* Work to be completed:
Read the lines that follow and tally those with the word "Leannonfurt"; give the number and nothing else.

* Excerpt from a dataset:

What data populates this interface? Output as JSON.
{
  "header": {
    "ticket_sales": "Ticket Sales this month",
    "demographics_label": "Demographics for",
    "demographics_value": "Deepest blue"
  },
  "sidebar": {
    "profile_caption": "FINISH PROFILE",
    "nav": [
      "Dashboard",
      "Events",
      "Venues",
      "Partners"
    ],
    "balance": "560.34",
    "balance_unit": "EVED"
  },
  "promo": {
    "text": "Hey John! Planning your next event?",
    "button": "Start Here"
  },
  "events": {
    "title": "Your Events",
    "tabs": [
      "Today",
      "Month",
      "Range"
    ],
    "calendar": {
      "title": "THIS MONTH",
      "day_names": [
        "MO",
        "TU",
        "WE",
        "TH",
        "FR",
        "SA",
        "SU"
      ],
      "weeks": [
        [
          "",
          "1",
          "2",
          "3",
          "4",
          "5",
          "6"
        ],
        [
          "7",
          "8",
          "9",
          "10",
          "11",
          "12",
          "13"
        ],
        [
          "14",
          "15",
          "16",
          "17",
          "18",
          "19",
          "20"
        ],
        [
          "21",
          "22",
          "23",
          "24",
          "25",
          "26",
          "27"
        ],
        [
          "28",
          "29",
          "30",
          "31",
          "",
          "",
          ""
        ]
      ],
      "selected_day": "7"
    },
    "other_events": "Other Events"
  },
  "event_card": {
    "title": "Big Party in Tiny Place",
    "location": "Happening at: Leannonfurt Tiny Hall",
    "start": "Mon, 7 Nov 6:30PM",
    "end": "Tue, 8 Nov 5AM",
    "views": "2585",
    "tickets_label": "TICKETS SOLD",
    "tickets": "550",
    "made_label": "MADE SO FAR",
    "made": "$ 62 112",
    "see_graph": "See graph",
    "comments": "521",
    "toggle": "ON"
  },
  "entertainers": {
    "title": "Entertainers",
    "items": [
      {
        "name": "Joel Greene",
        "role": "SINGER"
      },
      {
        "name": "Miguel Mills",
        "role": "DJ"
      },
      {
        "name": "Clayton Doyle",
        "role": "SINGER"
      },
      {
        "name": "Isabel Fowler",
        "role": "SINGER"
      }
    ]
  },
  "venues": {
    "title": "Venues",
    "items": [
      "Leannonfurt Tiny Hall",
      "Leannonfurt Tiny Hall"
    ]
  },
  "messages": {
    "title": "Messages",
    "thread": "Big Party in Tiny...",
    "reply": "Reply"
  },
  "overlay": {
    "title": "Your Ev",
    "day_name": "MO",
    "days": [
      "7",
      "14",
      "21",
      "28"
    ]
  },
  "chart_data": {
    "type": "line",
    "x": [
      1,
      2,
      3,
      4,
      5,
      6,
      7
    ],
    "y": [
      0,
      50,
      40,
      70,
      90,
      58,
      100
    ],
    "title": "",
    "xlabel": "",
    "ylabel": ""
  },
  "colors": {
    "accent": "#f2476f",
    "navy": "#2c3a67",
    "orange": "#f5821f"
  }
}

* Exercise answer:
3